-------- Stored data

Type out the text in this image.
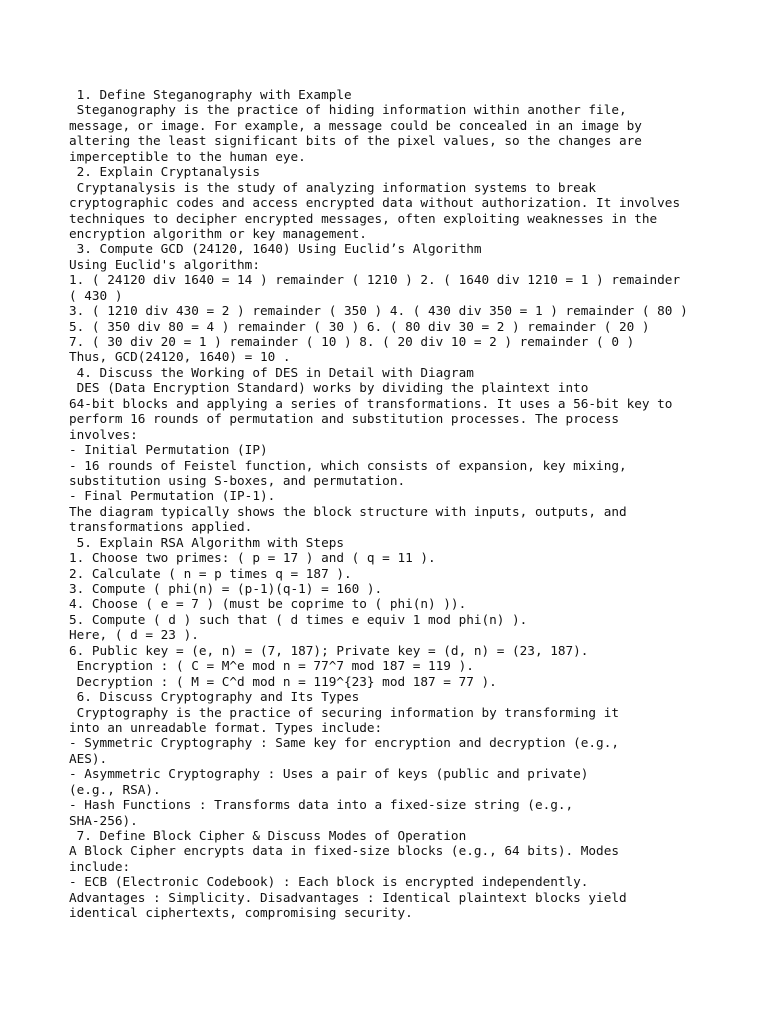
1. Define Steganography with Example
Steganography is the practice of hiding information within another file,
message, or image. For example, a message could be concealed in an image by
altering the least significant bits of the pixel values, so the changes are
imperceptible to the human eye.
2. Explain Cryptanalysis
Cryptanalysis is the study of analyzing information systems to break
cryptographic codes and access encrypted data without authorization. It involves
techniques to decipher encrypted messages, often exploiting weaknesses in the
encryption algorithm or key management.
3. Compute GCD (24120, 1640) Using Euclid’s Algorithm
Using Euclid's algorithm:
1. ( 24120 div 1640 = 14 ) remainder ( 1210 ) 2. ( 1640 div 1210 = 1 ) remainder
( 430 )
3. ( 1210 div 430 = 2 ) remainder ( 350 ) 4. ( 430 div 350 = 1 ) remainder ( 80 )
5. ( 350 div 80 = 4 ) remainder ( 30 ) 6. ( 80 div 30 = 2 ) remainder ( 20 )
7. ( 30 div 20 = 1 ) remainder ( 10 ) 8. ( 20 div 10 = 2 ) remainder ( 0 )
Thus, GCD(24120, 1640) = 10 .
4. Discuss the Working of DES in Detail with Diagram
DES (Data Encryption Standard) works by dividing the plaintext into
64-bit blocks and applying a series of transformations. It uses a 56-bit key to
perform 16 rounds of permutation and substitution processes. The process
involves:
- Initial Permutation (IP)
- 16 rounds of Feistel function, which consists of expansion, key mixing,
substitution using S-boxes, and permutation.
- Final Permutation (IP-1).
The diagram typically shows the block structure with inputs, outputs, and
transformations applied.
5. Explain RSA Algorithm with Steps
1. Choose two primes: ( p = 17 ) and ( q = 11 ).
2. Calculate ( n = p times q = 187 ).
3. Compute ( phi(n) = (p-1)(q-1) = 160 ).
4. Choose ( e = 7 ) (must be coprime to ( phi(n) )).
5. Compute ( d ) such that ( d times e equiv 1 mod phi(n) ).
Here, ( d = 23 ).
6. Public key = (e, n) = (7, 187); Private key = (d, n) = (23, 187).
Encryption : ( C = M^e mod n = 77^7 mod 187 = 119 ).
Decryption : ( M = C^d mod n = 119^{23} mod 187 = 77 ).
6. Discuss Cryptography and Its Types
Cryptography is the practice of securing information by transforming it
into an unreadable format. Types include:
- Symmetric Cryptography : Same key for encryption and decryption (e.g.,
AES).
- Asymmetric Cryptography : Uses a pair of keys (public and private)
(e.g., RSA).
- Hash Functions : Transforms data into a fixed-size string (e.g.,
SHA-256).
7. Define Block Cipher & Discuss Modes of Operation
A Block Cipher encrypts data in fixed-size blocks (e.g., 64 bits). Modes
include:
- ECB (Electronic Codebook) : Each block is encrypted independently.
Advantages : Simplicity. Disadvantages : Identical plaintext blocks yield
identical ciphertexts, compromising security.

----------------

### [What is being asked]
Write out the records above exactly as they appear, leaving out any pictures.

### [Worked solution]
Type out the text in this image.
1. Define Steganography with Example
Steganography is the practice of hiding information within another file,
message, or image. For example, a message could be concealed in an image by
altering the least significant bits of the pixel values, so the changes are
imperceptible to the human eye.
2. Explain Cryptanalysis
Cryptanalysis is the study of analyzing information systems to break
cryptographic codes and access encrypted data without authorization. It involves
techniques to decipher encrypted messages, often exploiting weaknesses in the
encryption algorithm or key management.
3. Compute GCD (24120, 1640) Using Euclid’s Algorithm
Using Euclid's algorithm:
1. ( 24120 div 1640 = 14 ) remainder ( 1210 ) 2. ( 1640 div 1210 = 1 ) remainder
( 430 )
3. ( 1210 div 430 = 2 ) remainder ( 350 ) 4. ( 430 div 350 = 1 ) remainder ( 80 )
5. ( 350 div 80 = 4 ) remainder ( 30 ) 6. ( 80 div 30 = 2 ) remainder ( 20 )
7. ( 30 div 20 = 1 ) remainder ( 10 ) 8. ( 20 div 10 = 2 ) remainder ( 0 )
Thus, GCD(24120, 1640) = 10 .
4. Discuss the Working of DES in Detail with Diagram
DES (Data Encryption Standard) works by dividing the plaintext into
64-bit blocks and applying a series of transformations. It uses a 56-bit key to
perform 16 rounds of permutation and substitution processes. The process
involves:
- Initial Permutation (IP)
- 16 rounds of Feistel function, which consists of expansion, key mixing,
substitution using S-boxes, and permutation.
- Final Permutation (IP-1).
The diagram typically shows the block structure with inputs, outputs, and
transformations applied.
5. Explain RSA Algorithm with Steps
1. Choose two primes: ( p = 17 ) and ( q = 11 ).
2. Calculate ( n = p times q = 187 ).
3. Compute ( phi(n) = (p-1)(q-1) = 160 ).
4. Choose ( e = 7 ) (must be coprime to ( phi(n) )).
5. Compute ( d ) such that ( d times e equiv 1 mod phi(n) ).
Here, ( d = 23 ).
6. Public key = (e, n) = (7, 187); Private key = (d, n) = (23, 187).
Encryption : ( C = M^e mod n = 77^7 mod 187 = 119 ).
Decryption : ( M = C^d mod n = 119^{23} mod 187 = 77 ).
6. Discuss Cryptography and Its Types
Cryptography is the practice of securing information by transforming it
into an unreadable format. Types include:
- Symmetric Cryptography : Same key for encryption and decryption (e.g.,
AES).
- Asymmetric Cryptography : Uses a pair of keys (public and private)
(e.g., RSA).
- Hash Functions : Transforms data into a fixed-size string (e.g.,
SHA-256).
7. Define Block Cipher & Discuss Modes of Operation
A Block Cipher encrypts data in fixed-size blocks (e.g., 64 bits). Modes
include:
- ECB (Electronic Codebook) : Each block is encrypted independently.
Advantages : Simplicity. Disadvantages : Identical plaintext blocks yield
identical ciphertexts, compromising security.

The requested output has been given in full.